● RECORDED INFORMATION
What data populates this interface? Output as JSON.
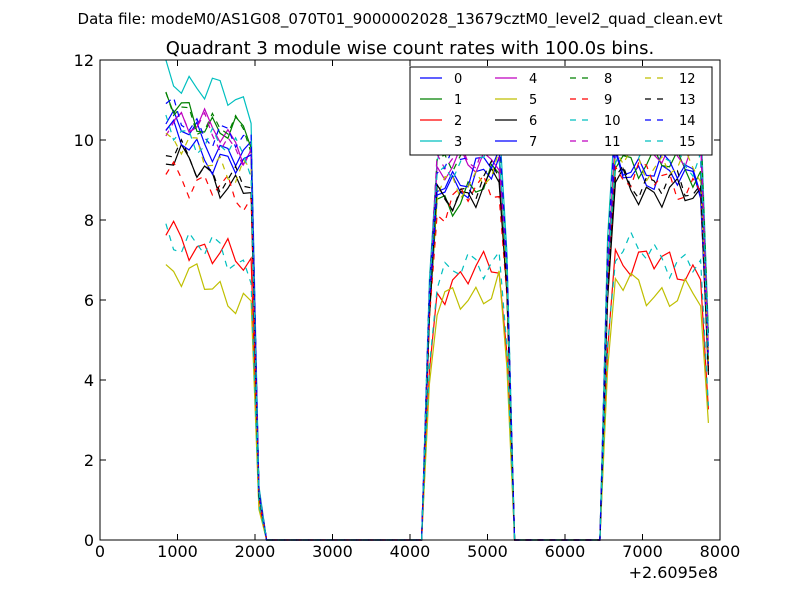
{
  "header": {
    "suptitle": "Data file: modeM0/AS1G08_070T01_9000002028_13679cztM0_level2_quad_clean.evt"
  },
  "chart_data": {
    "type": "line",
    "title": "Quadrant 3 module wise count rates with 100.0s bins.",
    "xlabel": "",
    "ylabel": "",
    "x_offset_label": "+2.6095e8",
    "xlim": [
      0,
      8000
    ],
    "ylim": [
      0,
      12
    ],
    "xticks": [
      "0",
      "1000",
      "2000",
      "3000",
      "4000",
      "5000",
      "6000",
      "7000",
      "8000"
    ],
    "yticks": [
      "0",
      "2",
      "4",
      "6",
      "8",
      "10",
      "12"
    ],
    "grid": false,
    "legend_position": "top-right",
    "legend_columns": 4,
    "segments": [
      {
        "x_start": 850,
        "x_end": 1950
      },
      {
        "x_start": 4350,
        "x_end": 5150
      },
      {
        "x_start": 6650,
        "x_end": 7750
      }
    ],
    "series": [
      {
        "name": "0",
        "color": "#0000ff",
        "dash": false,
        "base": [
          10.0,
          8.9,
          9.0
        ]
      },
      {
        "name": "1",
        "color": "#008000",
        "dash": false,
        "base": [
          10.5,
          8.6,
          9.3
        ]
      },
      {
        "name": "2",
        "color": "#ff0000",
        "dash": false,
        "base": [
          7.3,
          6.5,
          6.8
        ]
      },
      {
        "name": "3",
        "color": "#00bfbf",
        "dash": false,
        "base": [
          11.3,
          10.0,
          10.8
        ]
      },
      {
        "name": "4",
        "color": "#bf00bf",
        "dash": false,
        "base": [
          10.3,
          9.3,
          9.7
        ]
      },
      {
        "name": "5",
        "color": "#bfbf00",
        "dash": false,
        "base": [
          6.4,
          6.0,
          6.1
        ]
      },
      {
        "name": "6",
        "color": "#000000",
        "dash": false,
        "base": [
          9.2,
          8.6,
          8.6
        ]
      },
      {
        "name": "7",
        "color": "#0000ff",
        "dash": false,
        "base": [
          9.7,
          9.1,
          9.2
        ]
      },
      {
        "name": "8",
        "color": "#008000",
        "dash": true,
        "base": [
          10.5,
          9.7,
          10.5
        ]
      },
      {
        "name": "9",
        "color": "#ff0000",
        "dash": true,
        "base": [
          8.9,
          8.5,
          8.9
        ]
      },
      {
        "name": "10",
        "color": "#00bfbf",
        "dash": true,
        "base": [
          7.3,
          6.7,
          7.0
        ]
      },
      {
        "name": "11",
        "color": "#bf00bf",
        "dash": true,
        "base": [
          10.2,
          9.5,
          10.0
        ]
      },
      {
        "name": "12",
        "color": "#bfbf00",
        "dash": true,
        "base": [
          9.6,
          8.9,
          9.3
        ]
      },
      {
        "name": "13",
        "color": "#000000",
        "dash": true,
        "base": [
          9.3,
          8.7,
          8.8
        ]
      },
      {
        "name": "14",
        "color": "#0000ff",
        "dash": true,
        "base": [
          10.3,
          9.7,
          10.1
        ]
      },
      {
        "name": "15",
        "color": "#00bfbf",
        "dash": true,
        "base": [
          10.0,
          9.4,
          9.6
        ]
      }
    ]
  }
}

==

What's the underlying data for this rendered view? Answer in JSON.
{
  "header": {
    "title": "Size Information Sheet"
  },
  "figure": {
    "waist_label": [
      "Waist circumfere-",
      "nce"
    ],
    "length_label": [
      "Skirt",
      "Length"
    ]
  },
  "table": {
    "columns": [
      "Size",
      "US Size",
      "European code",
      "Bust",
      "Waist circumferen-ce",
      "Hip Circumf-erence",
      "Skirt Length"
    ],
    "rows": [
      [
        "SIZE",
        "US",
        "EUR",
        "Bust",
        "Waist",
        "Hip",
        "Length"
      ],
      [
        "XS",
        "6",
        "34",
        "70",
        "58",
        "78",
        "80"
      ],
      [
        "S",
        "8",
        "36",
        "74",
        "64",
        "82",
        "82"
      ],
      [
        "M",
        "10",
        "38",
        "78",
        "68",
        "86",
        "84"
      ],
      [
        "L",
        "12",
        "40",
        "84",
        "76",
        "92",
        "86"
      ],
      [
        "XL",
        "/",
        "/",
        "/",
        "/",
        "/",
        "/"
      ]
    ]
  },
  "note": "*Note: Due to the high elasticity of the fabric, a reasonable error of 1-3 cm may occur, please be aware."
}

● YOUR OBJECTIVE
List the lines that contain the word "JSON".

● EXPECTED ANSWER
What data populates this interface? Output as JSON.
What's the underlying data for this rendered view? Answer in JSON.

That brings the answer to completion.